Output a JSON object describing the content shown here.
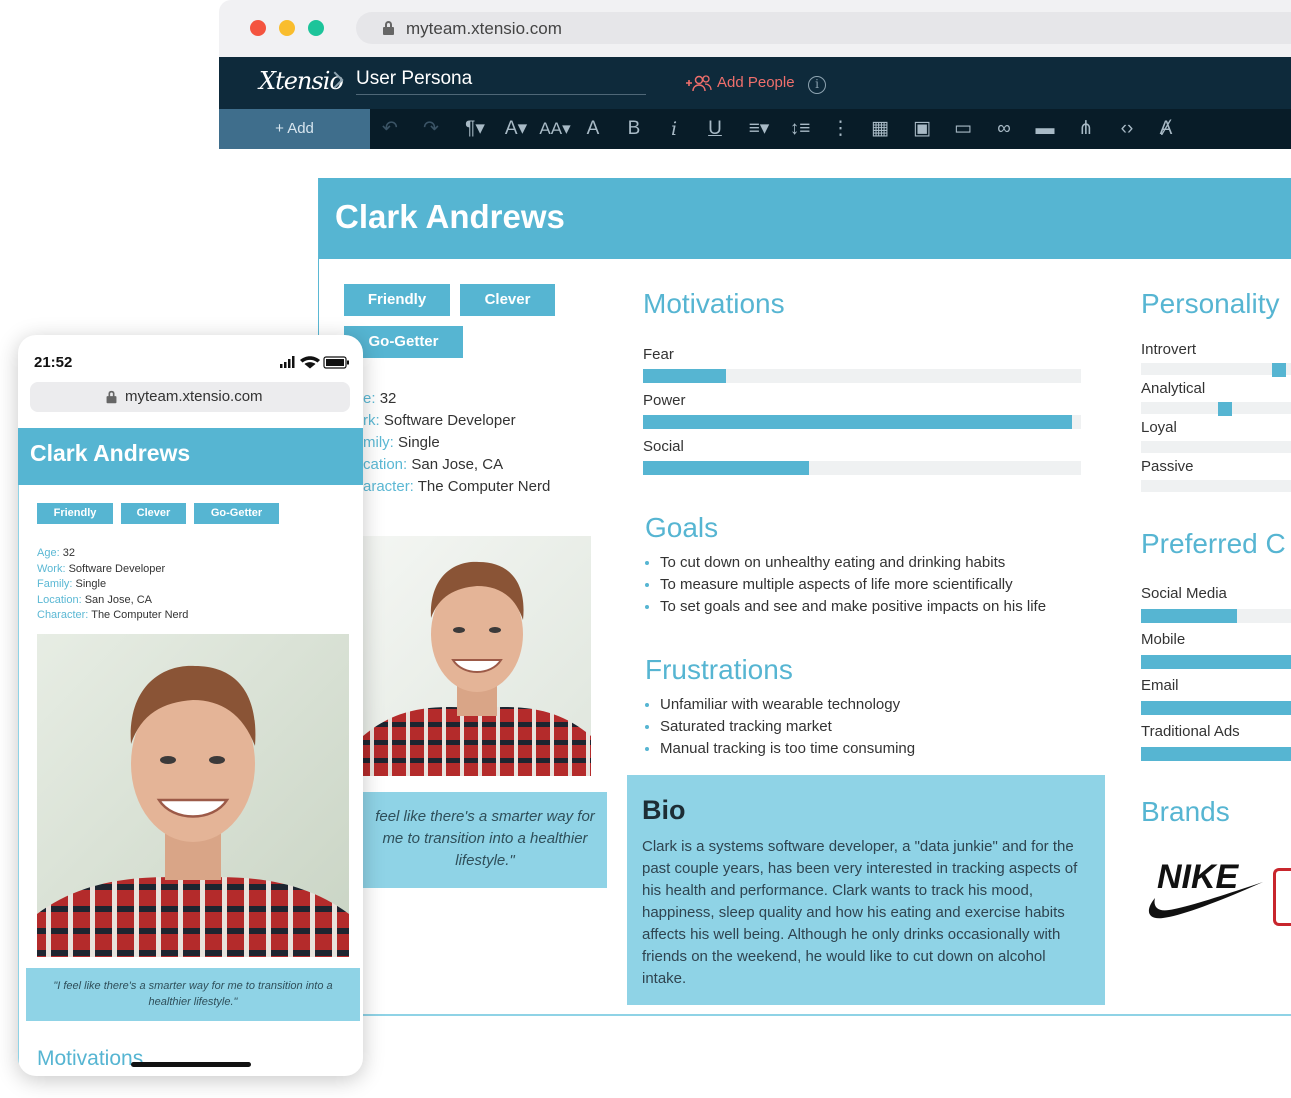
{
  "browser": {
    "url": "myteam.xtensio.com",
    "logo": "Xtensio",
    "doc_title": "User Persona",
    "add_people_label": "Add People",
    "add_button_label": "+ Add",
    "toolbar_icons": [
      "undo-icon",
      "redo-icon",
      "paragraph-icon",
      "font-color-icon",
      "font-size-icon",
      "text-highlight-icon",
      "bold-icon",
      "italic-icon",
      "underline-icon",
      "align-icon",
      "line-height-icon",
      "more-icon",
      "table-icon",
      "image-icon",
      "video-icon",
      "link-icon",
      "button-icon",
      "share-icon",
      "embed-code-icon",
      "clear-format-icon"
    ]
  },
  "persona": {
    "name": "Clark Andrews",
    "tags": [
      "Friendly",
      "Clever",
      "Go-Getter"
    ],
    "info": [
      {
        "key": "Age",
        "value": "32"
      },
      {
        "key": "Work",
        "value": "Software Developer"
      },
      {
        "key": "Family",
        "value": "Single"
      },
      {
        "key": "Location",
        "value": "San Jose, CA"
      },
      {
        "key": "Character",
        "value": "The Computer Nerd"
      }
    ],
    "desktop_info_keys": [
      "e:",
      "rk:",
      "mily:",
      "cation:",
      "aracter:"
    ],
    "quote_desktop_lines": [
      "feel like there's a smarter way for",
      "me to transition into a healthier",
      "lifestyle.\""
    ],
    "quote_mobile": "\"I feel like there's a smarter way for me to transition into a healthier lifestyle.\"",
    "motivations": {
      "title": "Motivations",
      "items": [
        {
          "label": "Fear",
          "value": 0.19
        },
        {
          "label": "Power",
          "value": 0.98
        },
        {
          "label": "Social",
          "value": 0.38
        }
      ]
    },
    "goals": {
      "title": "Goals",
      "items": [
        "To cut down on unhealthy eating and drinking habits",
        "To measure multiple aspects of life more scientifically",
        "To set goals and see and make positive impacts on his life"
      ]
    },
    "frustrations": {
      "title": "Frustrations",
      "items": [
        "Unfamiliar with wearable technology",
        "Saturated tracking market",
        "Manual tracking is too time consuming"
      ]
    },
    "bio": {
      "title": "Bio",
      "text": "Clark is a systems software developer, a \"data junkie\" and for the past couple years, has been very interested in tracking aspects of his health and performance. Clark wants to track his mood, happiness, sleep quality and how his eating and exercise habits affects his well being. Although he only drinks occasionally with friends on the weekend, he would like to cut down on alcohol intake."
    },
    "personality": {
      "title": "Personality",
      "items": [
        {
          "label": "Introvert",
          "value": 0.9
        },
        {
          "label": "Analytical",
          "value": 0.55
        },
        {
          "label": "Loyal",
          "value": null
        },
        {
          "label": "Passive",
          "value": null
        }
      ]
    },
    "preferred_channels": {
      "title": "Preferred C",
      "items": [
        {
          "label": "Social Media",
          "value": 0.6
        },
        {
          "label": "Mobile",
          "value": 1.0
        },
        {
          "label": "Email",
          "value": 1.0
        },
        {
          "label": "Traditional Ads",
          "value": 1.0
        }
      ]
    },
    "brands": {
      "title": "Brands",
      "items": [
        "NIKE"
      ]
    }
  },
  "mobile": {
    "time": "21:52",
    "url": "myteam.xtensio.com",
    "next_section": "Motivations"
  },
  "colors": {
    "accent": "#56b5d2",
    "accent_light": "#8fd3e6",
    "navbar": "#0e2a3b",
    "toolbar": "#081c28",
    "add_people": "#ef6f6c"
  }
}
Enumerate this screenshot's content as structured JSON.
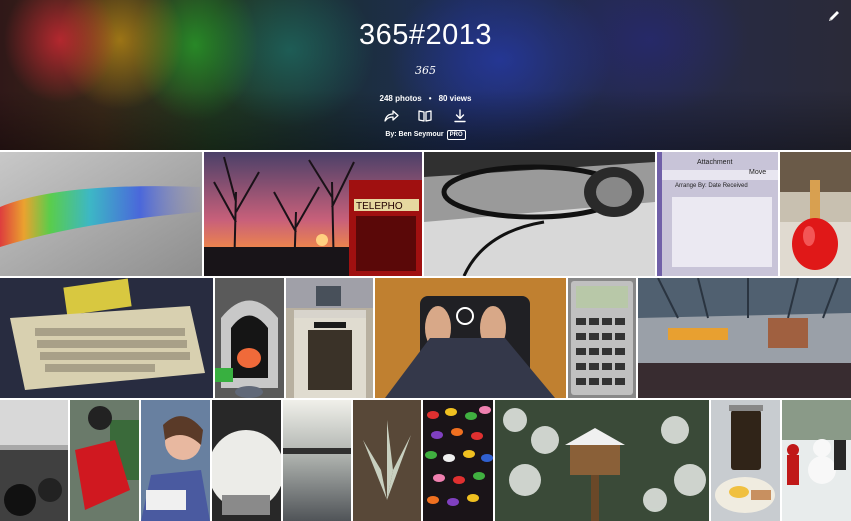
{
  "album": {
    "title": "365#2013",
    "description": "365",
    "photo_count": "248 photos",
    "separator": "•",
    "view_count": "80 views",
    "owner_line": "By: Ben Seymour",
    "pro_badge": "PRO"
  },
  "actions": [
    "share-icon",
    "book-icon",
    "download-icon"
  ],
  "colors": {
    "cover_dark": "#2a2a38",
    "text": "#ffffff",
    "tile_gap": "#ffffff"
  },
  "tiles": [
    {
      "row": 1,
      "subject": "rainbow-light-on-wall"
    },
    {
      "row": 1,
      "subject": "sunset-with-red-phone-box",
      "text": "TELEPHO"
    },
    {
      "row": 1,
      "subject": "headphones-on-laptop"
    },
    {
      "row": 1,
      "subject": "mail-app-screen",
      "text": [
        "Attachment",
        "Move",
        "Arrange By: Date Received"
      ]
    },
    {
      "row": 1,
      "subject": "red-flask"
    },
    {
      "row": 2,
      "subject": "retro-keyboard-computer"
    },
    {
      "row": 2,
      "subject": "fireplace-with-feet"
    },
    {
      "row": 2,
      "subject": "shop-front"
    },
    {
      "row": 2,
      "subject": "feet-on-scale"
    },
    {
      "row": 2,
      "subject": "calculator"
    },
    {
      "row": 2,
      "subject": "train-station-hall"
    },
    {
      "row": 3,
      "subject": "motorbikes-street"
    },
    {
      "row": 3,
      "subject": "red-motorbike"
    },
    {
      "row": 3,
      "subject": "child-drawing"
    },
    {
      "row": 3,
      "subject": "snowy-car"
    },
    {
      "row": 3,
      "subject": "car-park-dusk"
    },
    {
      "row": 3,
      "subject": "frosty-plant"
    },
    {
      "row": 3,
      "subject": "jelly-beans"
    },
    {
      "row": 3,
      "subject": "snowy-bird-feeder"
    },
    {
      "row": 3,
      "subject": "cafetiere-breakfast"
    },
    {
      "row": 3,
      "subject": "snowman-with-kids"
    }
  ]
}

==

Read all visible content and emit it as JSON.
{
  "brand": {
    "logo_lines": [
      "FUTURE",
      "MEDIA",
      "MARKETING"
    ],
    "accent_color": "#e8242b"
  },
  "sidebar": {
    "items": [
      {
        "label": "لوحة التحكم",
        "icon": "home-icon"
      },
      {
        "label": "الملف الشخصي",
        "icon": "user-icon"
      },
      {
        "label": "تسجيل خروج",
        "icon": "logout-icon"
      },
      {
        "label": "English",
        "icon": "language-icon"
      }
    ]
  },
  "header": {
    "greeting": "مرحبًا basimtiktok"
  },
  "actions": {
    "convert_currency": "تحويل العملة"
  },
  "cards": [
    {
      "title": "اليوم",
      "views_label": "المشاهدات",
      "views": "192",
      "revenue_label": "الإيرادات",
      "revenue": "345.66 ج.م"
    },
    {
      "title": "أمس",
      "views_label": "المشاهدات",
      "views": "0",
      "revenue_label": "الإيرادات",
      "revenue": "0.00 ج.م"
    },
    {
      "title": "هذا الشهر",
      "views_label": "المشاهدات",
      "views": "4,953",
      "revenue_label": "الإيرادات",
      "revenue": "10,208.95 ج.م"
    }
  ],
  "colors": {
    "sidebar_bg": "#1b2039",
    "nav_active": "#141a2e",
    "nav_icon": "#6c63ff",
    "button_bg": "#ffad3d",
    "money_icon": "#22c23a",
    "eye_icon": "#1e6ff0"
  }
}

* _WHAT TO PRODUCE_
State, as a bare number, how many lines of the listing hold the word "content".

* _COMPLETE ANSWER_
3